Mann heiratet Computerfigur:Am Ende der Virtualität

In Asien hat erstmals ein Mensch eine virtuelle Figur geheiratet, Zeremonie mit Priester inklusive. Die Grenze zwischen Realität und Computer verschwindet immer mehr.

Jürgen Schmieder

Will Wright wusste es schon vor fünf Jahren. "Wir müssen die Emotionen der Spieler kitzeln", sagte der Erfinder des erfolgreichen Computerspiels "The Sims" damals. "Die Menschen sollen nicht mehr nur Spaß vor dem Computer haben. Sie sollen jubeln, sie sollen weinen, sie sollen sich verlieben." Nun ist Wrights Vision Realität geworden: Ein Japaner hat sich nicht nur in eine virtuelle Figur verliebt, er hat sie geheiratet.

Mann heiratet Computerfigur: Nene Anegasaki, die Ehefrau von "SAL9000".

Nene Anegasaki, die Ehefrau von "SAL9000".

(Foto: Foto: oh)

Nene Anegasaki heißt die Braut, sie ist ein junges Mädchen mit großen Augen und langen Haaren. Meistens lächelt sie, hin und wieder zwinkert sie einem zu. Sie kann sogar küssen, auch wenn ihre Lippen nie den Mund des Spielers berühren. Sie eine der Protagonistinnen im Computerspiel Love Plus, erschienen auf der tragbaren Konsole Nintendo DS. Im Spiel geht es darum, eine von drei Frauen für sich zu gewinnen. Man kann via Spracherkennung und Touchpen mit den Frauen kommunizieren, nachts sind über diese Bedienelemente auch andere Dinge möglich. Ein Ende des Spiels gibt es nicht - es soll ewig dauern, der Spieler soll bis zum Ende seiner Tage mit seiner virtuellen Braut zusammen sein. Das will auch der Japaner, der sich nur "SAL9000" nennt.

Arbeitsdaten:
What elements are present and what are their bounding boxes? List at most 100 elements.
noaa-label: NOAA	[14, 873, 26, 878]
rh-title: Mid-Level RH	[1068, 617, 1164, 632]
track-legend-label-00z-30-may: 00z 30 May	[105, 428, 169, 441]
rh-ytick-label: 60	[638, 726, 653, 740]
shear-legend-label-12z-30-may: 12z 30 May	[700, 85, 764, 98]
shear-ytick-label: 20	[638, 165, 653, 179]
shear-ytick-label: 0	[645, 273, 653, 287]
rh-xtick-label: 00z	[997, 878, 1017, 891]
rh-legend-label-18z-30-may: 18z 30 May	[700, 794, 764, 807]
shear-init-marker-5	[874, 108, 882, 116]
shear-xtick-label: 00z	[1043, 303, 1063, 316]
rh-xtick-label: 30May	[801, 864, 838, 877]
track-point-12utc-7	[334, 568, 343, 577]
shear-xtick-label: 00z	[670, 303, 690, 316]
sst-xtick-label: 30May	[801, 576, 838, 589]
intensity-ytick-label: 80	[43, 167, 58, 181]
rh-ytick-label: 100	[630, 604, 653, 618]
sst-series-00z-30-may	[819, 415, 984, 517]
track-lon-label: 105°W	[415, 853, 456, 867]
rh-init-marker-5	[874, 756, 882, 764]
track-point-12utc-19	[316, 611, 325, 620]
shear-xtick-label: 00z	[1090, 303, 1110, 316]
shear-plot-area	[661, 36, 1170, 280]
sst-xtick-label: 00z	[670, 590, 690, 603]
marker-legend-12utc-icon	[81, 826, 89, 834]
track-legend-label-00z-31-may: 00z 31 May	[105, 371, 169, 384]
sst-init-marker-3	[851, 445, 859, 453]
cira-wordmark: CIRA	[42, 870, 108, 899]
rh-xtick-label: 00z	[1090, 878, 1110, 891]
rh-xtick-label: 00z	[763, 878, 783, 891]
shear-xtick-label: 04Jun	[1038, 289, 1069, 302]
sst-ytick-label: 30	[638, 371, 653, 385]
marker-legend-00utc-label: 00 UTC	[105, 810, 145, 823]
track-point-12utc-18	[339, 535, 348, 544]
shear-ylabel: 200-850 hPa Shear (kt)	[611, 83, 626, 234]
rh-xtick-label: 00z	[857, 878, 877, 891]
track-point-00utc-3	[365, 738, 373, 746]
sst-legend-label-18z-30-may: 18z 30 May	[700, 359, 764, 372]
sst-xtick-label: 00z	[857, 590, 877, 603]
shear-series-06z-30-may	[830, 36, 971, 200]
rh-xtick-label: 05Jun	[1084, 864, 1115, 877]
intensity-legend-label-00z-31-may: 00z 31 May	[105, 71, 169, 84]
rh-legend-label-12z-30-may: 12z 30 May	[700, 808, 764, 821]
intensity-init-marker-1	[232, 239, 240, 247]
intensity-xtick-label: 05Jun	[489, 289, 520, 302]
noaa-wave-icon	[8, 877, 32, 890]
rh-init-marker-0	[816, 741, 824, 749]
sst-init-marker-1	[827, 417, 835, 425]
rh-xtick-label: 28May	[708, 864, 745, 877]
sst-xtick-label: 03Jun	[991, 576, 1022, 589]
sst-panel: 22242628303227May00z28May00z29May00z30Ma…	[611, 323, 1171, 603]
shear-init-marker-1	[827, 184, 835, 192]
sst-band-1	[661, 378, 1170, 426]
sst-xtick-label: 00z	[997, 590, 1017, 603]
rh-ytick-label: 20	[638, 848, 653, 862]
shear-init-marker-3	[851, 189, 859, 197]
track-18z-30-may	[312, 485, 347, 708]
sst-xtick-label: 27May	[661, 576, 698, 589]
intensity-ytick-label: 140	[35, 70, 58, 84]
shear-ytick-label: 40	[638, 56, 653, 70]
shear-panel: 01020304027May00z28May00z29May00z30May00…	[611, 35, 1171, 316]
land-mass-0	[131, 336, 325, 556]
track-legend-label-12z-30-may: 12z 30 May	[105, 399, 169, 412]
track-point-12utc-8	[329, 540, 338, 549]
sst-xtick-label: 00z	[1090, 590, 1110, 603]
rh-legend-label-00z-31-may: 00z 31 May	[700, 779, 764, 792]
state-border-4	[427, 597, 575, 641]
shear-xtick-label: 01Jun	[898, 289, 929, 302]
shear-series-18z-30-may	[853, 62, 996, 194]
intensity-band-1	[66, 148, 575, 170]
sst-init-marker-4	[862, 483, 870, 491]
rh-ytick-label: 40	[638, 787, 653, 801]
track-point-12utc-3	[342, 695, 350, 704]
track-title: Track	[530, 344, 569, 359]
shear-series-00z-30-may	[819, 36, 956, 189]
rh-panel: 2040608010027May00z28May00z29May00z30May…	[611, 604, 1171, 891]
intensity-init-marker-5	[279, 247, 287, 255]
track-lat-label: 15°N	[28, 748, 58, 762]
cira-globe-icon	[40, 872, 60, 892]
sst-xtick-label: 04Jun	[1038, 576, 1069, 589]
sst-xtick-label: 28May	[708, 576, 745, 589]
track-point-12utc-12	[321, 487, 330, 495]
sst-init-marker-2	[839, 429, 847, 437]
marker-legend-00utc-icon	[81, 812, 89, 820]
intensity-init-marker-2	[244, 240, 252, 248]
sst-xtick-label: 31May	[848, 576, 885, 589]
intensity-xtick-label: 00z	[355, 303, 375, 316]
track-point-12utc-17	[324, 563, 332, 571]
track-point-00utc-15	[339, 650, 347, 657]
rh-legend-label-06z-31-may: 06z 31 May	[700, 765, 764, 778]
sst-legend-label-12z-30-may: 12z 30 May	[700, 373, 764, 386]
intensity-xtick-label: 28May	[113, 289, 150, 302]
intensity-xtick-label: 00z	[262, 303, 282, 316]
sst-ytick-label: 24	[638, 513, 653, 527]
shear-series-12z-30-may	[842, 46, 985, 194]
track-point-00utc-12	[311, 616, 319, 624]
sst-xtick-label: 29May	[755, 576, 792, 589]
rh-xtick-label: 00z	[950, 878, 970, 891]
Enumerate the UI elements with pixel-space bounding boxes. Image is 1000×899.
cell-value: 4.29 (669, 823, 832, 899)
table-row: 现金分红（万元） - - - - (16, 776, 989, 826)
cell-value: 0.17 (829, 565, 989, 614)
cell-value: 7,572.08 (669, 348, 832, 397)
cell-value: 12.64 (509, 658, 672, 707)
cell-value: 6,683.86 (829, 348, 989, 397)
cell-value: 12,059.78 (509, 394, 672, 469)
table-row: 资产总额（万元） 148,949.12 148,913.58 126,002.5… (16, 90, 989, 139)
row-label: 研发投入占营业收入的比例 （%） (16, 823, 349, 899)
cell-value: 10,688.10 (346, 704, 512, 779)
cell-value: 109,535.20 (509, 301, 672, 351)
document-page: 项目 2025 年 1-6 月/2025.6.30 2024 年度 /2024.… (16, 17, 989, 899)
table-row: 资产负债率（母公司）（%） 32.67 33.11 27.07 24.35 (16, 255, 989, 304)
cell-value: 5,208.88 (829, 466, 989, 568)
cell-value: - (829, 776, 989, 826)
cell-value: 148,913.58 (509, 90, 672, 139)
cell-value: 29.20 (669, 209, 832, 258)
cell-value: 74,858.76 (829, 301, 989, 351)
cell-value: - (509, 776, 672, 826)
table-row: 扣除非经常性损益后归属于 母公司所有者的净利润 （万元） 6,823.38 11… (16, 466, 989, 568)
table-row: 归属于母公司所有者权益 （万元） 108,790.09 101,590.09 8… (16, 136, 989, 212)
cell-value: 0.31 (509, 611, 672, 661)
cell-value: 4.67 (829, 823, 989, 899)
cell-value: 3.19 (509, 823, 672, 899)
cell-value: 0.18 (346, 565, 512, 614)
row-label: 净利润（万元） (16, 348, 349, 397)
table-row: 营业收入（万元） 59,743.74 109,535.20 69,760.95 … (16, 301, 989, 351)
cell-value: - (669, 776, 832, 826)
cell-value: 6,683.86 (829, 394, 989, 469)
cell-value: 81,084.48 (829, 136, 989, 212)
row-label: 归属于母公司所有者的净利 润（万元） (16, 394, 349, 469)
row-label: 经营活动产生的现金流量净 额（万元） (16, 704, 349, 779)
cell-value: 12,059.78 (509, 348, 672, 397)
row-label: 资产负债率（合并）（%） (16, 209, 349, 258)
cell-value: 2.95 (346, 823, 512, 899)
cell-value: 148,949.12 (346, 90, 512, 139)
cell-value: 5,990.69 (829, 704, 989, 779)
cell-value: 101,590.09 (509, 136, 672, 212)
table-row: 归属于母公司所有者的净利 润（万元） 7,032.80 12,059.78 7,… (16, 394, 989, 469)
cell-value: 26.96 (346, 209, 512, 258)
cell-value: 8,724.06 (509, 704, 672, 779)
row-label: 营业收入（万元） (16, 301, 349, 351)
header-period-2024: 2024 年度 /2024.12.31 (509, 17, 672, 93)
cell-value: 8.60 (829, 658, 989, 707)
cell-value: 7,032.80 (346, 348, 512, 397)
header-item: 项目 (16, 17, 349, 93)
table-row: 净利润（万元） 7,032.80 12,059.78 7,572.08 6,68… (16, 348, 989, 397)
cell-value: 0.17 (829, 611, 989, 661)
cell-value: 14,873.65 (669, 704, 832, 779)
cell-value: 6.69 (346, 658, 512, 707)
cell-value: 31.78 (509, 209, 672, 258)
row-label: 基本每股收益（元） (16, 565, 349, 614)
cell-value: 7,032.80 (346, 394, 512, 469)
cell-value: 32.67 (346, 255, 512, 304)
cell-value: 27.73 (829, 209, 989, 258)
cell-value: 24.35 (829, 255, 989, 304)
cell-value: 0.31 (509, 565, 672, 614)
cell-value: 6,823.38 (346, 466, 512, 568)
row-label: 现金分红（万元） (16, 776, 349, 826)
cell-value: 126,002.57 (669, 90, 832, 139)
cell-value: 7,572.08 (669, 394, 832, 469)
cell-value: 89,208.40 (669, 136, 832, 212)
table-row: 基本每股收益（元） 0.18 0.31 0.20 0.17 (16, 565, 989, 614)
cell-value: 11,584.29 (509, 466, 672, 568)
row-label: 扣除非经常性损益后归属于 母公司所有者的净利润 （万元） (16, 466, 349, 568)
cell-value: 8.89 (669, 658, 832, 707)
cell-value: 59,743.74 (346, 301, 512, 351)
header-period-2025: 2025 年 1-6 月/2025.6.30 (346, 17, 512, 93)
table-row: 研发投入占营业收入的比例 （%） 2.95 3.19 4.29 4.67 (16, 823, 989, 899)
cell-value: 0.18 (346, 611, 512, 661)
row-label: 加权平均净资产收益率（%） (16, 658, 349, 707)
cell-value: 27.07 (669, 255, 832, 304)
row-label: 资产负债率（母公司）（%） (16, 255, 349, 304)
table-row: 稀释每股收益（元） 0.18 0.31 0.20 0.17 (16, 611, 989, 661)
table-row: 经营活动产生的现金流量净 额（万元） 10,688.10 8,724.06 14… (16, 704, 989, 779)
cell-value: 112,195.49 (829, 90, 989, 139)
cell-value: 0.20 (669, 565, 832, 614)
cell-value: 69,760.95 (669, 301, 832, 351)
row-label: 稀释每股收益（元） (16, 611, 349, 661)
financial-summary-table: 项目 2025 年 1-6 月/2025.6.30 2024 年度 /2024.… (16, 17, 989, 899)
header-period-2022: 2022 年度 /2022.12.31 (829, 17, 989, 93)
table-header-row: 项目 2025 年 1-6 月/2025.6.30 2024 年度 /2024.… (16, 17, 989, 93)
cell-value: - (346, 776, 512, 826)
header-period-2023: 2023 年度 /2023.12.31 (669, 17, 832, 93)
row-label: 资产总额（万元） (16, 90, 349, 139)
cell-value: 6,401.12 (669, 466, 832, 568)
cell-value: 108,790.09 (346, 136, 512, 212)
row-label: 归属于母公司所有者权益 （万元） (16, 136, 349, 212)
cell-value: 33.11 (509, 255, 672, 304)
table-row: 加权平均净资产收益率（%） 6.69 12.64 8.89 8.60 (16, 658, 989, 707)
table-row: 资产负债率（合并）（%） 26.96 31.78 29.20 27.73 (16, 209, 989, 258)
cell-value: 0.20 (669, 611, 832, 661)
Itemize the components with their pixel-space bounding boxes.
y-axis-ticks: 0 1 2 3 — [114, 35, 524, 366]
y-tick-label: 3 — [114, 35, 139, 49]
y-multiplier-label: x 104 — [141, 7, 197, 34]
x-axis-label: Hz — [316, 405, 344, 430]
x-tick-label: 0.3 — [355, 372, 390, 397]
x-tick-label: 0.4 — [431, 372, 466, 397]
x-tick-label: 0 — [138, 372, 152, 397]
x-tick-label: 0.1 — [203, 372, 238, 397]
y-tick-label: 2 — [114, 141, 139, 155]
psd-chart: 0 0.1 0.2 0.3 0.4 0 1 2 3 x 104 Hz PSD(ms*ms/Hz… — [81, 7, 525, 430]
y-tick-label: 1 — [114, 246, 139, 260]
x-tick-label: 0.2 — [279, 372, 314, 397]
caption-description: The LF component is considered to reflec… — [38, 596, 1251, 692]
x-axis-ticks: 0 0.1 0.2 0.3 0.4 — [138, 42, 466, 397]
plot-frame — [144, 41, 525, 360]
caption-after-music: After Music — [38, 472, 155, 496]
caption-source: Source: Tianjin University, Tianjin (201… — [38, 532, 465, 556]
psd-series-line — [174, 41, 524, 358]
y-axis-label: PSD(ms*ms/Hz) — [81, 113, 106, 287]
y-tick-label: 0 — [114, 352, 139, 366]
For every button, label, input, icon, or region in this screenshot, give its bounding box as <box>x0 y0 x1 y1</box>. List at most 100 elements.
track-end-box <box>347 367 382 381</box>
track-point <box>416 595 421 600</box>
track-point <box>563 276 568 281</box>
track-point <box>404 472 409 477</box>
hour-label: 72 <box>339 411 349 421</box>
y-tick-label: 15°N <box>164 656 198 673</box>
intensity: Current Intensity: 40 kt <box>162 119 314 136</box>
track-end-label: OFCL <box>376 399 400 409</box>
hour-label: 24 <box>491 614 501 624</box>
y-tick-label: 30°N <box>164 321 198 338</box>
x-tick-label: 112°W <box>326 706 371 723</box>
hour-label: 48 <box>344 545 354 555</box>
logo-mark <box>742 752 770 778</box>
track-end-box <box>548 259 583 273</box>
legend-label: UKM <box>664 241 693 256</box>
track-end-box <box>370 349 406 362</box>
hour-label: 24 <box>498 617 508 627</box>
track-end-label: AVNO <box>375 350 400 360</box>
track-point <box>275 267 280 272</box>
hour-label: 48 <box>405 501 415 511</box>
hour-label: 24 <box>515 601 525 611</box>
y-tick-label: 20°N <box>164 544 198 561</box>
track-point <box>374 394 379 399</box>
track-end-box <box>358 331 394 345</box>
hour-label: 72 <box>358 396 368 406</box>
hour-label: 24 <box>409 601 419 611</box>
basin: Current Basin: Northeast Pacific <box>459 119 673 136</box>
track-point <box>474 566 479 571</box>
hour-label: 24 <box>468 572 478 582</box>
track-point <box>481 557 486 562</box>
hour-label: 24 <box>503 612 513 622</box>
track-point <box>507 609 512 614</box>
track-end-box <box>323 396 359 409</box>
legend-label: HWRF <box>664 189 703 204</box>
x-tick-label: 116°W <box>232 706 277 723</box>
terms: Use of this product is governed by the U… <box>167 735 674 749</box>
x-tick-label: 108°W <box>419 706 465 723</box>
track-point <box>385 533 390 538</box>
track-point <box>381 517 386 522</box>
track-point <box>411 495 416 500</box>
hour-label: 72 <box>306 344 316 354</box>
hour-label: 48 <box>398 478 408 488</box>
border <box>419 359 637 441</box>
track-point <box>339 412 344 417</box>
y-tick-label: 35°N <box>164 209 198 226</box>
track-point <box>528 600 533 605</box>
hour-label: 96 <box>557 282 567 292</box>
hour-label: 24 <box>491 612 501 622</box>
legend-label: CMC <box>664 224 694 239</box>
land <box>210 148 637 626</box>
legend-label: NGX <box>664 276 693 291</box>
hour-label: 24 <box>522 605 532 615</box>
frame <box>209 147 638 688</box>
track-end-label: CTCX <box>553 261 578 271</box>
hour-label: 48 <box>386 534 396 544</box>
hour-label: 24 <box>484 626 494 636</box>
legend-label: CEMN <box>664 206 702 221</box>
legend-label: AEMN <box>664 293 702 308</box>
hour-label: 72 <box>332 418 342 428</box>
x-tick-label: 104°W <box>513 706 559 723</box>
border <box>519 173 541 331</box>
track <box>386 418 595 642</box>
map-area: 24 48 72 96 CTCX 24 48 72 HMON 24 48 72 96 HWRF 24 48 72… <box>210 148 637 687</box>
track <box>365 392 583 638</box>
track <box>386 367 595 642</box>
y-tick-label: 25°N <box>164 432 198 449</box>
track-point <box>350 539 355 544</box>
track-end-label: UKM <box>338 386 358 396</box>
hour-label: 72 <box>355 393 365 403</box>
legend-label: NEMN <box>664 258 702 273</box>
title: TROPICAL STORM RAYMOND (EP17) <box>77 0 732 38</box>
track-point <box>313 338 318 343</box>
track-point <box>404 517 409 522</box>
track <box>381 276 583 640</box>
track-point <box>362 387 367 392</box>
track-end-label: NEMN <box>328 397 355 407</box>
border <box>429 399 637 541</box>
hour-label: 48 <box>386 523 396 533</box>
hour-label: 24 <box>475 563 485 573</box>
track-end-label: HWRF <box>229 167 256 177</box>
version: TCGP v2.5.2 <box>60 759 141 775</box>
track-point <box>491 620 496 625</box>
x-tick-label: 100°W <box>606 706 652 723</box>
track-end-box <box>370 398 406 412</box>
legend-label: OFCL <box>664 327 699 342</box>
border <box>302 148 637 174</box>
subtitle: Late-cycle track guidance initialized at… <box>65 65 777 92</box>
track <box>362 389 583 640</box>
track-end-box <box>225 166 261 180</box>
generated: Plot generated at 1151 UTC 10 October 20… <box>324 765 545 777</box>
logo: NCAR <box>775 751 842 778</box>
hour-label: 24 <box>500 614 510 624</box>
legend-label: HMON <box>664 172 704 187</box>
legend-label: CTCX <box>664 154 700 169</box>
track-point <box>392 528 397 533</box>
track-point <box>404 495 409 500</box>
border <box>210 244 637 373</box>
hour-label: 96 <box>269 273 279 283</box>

Deine Aufgaben:
(A) Schreibe die Einträge genau ab, vom ersten Eintrag bis einschließlich der Zeile, die „445, 859, 453]“ enthält.
(B) Führe den Artikel über den Japaner, der eine Computerfigur geheiratet hat, nach seinem letzten Satz weiter.
Der Artikel und die Einträge haben nichts miteinander zu tun.

Antworten nacheinander:
(A)
What elements are present and what are their bounding boxes? List at most 100 elements.
noaa-label: NOAA	[14, 873, 26, 878]
rh-title: Mid-Level RH	[1068, 617, 1164, 632]
track-legend-label-00z-30-may: 00z 30 May	[105, 428, 169, 441]
rh-ytick-label: 60	[638, 726, 653, 740]
shear-legend-label-12z-30-may: 12z 30 May	[700, 85, 764, 98]
shear-ytick-label: 20	[638, 165, 653, 179]
shear-ytick-label: 0	[645, 273, 653, 287]
rh-xtick-label: 00z	[997, 878, 1017, 891]
rh-legend-label-18z-30-may: 18z 30 May	[700, 794, 764, 807]
shear-init-marker-5	[874, 108, 882, 116]
shear-xtick-label: 00z	[1043, 303, 1063, 316]
rh-xtick-label: 30May	[801, 864, 838, 877]
track-point-12utc-7	[334, 568, 343, 577]
shear-xtick-label: 00z	[670, 303, 690, 316]
sst-xtick-label: 30May	[801, 576, 838, 589]
intensity-ytick-label: 80	[43, 167, 58, 181]
rh-ytick-label: 100	[630, 604, 653, 618]
sst-series-00z-30-may	[819, 415, 984, 517]
track-lon-label: 105°W	[415, 853, 456, 867]
rh-init-marker-5	[874, 756, 882, 764]
track-point-12utc-19	[316, 611, 325, 620]
shear-xtick-label: 00z	[1090, 303, 1110, 316]
shear-plot-area	[661, 36, 1170, 280]
sst-xtick-label: 00z	[670, 590, 690, 603]
marker-legend-12utc-icon	[81, 826, 89, 834]
track-legend-label-00z-31-may: 00z 31 May	[105, 371, 169, 384]
sst-init-marker-3	[851, 445, 859, 453]

(B)
Er organisierte eine Trauung in einer Kirche auf Guam - einer US-Insel im Westpazifik -, die live im Internet übertragen wurde. Im weißen Anzug und mit roter Intellektuellenbrille steht SAL9000 vor dem Altar, in der Hand hält er seine Konsole. Vor der Trauung wird ein Video gezeigt, das die Geschichte des Liebespaares erzählt. Er habe schon zahlreiche virtuelle Freundinnen gehabt, heißt es. Aber Nene sei nun die richtige, die einzige, die Frau fürs Leben. Nenes Trauzeuge, übrigens auch eine virtuelle Figur, hält eine ergreifende Rede, dann verheiratet ein Priester den realen Mann und die virtuelle Frau. Ringe werden nicht getauscht.

Mehr als pixelige Männerträume

"Diese Hochzeit ist das Ergebnis einer Sozialisation, bei der Virtualität und Realität vermischt werden", sagt der Soziologe Murat Mermer. "Die Menschen treffen sich online, Meetings werden in virtuellen Räumen abgehalten. Die Menschen haben diese Entwicklung mittlerweile begriffen, das Virtuelle wird real." Er sieht kein Problem bei der Vermählung, auch wenn er einschränkt: "Eine reale Beziehung zu Menschen kann die Liebe zu einer Computerfigur nicht ersetzen."

Frauen in Computerspielen, das waren lange Zeit Pixel gewordene Männerträume: vollbusige Mädchen, die so leicht bekleidet waren, dass sofort zu erkennen war, dass virtuelle Frauen keine Cellulite haben. Optisch waren diese Charaktere zweidimensional, ihr Verhalten hatte meist noch eine Dimension weniger. Sie waren gutaussehendes Beiwerk, das befreit (die Maiden in Defender of the Crown, Elvira in Mistress of the Dark), oder verführt (Fawn in Leisure Suit Larry, Elaine Marley in Monkey Island) werden musste.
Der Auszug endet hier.